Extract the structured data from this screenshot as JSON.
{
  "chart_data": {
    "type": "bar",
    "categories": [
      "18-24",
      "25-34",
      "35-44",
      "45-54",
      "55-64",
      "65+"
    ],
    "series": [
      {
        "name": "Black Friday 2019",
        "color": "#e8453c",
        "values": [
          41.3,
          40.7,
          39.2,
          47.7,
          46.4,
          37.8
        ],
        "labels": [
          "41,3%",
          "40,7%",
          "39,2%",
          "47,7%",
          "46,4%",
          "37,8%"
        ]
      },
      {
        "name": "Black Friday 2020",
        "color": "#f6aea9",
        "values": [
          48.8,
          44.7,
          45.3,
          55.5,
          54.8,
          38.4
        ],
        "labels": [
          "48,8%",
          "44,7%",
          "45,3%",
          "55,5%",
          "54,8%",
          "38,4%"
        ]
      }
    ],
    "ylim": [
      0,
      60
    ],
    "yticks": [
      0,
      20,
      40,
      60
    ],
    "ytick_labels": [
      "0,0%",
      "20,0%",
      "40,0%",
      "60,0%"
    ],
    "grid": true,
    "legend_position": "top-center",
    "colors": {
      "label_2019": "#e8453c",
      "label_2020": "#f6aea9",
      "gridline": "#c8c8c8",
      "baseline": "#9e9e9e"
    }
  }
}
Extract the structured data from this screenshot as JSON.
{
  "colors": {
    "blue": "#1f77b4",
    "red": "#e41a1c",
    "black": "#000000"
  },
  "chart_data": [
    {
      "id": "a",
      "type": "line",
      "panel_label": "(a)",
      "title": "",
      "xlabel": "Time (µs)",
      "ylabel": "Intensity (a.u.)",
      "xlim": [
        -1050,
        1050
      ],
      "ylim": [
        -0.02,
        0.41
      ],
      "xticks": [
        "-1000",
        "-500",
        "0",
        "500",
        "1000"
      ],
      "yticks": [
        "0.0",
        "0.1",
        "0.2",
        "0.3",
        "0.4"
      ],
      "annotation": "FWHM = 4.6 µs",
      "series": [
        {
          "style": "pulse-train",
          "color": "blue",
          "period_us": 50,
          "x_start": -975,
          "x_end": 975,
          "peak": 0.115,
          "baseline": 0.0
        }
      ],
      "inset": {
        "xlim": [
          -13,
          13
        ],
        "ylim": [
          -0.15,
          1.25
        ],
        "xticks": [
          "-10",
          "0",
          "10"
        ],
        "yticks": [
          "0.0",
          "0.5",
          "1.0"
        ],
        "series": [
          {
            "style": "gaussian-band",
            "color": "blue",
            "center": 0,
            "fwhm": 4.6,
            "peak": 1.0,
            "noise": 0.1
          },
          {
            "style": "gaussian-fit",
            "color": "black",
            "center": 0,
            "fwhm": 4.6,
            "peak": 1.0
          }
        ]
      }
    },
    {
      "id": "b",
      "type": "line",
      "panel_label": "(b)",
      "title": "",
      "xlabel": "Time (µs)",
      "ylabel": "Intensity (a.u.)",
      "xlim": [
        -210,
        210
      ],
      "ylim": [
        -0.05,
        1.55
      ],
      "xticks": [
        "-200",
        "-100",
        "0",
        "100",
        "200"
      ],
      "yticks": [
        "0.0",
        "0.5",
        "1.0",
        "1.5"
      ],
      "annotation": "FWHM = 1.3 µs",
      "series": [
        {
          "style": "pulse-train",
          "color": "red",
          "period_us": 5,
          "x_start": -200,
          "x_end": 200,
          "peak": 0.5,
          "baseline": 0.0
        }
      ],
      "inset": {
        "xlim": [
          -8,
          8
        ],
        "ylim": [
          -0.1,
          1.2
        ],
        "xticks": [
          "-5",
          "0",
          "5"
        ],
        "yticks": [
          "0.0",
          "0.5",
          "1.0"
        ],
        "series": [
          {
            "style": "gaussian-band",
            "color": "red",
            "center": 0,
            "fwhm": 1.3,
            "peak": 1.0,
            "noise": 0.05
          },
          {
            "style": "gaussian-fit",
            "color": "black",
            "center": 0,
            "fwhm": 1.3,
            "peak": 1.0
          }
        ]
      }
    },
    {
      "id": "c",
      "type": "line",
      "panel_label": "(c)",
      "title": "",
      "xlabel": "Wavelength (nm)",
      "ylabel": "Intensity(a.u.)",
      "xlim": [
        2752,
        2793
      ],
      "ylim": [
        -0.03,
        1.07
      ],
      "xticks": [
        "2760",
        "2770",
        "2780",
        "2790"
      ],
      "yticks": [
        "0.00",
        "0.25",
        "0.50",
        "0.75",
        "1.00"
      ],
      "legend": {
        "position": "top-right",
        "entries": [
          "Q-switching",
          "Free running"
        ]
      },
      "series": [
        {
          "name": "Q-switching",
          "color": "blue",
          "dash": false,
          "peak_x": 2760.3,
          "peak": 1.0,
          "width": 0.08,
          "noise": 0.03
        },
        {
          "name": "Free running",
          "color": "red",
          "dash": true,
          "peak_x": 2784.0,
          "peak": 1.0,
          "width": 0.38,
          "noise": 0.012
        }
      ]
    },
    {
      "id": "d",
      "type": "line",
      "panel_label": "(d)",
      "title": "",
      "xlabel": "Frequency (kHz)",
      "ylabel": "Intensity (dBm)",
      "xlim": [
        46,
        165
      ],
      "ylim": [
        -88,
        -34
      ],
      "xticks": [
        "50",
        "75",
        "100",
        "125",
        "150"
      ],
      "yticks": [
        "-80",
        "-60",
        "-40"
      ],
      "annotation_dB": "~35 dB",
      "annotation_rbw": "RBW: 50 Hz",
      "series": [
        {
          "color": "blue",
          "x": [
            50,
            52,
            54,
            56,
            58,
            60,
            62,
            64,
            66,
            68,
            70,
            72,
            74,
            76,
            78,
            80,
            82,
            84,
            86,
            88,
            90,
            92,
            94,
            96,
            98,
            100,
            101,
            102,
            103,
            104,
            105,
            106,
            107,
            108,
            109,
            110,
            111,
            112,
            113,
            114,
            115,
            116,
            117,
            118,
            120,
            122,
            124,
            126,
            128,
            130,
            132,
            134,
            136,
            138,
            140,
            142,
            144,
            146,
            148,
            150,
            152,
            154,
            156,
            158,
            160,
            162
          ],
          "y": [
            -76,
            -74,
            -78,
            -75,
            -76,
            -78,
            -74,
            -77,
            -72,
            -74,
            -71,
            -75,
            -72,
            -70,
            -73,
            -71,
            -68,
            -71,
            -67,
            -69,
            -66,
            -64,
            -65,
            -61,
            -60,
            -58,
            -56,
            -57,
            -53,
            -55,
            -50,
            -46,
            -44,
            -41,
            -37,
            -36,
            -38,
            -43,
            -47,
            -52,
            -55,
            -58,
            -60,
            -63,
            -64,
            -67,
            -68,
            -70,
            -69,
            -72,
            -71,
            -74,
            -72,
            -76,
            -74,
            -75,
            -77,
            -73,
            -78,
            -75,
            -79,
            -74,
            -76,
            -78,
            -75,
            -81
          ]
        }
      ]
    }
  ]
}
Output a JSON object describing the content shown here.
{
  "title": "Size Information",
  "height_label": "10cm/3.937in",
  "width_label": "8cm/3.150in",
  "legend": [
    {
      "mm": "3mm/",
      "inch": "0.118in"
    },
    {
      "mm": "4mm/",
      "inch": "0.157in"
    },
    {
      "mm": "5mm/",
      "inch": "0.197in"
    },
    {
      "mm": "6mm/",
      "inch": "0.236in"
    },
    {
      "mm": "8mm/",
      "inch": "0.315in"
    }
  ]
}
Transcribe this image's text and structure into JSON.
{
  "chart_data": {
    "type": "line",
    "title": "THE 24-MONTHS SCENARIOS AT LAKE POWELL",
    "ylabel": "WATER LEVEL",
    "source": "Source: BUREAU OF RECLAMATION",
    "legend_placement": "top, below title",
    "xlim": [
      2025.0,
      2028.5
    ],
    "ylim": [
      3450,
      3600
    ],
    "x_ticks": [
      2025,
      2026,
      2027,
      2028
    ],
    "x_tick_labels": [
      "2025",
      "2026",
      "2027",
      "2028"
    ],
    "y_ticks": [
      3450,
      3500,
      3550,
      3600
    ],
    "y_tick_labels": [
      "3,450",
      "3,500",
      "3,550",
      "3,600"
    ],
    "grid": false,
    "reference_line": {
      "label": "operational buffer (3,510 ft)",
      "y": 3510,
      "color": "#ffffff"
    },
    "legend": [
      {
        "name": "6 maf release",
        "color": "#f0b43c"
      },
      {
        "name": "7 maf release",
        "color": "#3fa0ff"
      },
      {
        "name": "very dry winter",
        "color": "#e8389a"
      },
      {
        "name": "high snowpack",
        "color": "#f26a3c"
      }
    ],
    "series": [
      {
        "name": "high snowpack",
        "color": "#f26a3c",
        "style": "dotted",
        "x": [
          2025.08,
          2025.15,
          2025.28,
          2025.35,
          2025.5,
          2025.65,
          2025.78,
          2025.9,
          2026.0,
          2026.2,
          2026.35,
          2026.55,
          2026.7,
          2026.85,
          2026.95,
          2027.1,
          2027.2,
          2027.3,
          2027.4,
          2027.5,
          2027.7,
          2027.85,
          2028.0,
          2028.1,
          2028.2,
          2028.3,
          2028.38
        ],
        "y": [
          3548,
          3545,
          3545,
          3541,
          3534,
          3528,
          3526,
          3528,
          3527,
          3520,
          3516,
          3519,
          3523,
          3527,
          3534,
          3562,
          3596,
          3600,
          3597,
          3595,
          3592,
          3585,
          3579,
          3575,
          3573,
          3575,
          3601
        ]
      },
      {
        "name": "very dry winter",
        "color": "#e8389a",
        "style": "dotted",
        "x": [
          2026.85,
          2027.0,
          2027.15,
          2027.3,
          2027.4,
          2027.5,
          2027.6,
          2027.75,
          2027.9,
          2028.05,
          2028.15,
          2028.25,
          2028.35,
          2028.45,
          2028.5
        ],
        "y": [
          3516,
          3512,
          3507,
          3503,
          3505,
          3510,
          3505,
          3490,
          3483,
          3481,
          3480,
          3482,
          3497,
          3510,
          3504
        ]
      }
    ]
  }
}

GIVEN INSTRUCTION:
Check each line of the records above for "Intensity", and copy those that have it.

FINISHED EXERCISE:
      "ylabel": "Intensity (a.u.)",
      "ylabel": "Intensity (a.u.)",
      "ylabel": "Intensity(a.u.)",
      "ylabel": "Intensity (dBm)",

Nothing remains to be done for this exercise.